= SUPPLIED DATA =
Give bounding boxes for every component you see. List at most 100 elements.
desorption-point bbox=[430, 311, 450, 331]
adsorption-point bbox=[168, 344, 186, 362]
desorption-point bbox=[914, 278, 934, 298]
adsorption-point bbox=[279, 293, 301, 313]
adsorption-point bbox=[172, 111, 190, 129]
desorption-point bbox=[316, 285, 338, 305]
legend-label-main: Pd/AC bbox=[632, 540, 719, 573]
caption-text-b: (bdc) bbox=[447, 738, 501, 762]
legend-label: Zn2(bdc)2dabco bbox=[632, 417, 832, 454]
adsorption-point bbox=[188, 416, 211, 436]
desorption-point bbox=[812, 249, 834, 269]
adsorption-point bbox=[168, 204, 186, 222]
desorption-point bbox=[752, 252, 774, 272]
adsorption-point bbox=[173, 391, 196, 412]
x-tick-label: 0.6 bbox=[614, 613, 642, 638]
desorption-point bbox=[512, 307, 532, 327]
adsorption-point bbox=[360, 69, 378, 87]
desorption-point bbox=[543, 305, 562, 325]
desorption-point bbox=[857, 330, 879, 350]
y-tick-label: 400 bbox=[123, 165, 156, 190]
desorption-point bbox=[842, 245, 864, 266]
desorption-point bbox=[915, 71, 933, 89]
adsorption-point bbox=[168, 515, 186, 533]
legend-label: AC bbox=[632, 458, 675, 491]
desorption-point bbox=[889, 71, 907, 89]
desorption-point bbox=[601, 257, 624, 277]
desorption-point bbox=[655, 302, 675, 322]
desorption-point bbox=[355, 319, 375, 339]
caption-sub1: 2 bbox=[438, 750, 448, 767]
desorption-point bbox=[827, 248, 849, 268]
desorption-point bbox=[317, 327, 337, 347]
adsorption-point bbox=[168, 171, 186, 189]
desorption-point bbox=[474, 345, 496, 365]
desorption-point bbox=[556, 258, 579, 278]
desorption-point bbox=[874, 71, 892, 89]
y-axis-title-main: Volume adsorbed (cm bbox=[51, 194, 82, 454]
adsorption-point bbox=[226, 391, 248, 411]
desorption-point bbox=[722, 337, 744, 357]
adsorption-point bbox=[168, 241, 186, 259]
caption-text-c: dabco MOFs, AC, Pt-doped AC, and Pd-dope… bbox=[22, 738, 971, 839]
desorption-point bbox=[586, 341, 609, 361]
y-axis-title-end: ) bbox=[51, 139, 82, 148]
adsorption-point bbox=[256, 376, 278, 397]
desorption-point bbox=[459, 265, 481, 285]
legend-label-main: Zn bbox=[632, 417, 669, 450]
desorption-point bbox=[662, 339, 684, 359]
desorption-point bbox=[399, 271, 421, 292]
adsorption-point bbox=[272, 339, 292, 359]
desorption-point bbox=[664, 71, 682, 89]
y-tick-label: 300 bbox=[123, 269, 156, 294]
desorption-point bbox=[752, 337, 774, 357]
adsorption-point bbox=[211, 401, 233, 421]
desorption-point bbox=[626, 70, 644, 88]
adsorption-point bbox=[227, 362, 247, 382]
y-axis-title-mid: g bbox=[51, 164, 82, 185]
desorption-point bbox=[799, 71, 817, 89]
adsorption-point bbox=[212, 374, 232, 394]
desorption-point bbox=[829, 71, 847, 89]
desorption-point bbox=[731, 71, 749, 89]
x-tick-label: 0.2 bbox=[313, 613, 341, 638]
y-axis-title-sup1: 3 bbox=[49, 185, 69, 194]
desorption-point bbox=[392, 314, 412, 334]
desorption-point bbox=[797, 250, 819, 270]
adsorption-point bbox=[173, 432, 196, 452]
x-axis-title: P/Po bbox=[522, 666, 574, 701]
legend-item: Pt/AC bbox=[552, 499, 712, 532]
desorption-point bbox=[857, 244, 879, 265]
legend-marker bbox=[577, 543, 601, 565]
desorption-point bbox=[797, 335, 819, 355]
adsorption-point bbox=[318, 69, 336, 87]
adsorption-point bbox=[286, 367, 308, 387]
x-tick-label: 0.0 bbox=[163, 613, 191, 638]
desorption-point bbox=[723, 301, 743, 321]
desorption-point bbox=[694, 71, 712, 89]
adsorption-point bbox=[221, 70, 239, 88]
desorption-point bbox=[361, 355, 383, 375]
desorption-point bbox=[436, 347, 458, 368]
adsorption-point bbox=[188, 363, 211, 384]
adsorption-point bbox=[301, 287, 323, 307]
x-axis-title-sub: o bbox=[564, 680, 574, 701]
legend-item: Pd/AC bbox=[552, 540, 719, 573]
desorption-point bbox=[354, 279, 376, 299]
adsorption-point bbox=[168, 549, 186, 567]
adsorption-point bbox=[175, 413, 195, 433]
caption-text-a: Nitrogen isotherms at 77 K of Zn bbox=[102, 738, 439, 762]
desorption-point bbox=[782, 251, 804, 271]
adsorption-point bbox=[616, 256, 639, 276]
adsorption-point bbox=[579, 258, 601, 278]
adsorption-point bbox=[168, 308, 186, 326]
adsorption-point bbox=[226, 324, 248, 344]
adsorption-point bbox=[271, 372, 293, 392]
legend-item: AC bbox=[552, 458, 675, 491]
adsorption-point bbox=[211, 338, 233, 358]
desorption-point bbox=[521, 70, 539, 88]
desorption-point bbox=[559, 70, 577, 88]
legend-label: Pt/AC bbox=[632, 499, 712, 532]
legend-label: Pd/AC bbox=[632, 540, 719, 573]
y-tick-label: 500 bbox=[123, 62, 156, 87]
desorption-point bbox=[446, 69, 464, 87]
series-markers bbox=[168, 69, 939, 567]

= TASK DESCRIPTION =
Recast the rows above, from the first one through the line containing "desorption-point bbox=[857, 330, 879, 350]", as a Markdown table with the columns Row and Line, leaving out any blank lines.

= TASK RESULT =
| Row | Line |
|---|---|
| 1 | Give bounding boxes for every component you see. List at most 100 elements. |
| 2 | desorption-point bbox=[430, 311, 450, 331] |
| 3 | adsorption-point bbox=[168, 344, 186, 362] |
| 4 | desorption-point bbox=[914, 278, 934, 298] |
| 5 | adsorption-point bbox=[279, 293, 301, 313] |
| 6 | adsorption-point bbox=[172, 111, 190, 129] |
| 7 | desorption-point bbox=[316, 285, 338, 305] |
| 8 | legend-label-main: Pd/AC bbox=[632, 540, 719, 573] |
| 9 | caption-text-b: (bdc) bbox=[447, 738, 501, 762] |
| 10 | legend-label: Zn2(bdc)2dabco bbox=[632, 417, 832, 454] |
| 11 | adsorption-point bbox=[188, 416, 211, 436] |
| 12 | desorption-point bbox=[812, 249, 834, 269] |
| 13 | adsorption-point bbox=[168, 204, 186, 222] |
| 14 | desorption-point bbox=[752, 252, 774, 272] |
| 15 | adsorption-point bbox=[173, 391, 196, 412] |
| 16 | x-tick-label: 0.6 bbox=[614, 613, 642, 638] |
| 17 | desorption-point bbox=[512, 307, 532, 327] |
| 18 | adsorption-point bbox=[360, 69, 378, 87] |
| 19 | desorption-point bbox=[543, 305, 562, 325] |
| 20 | desorption-point bbox=[857, 330, 879, 350] |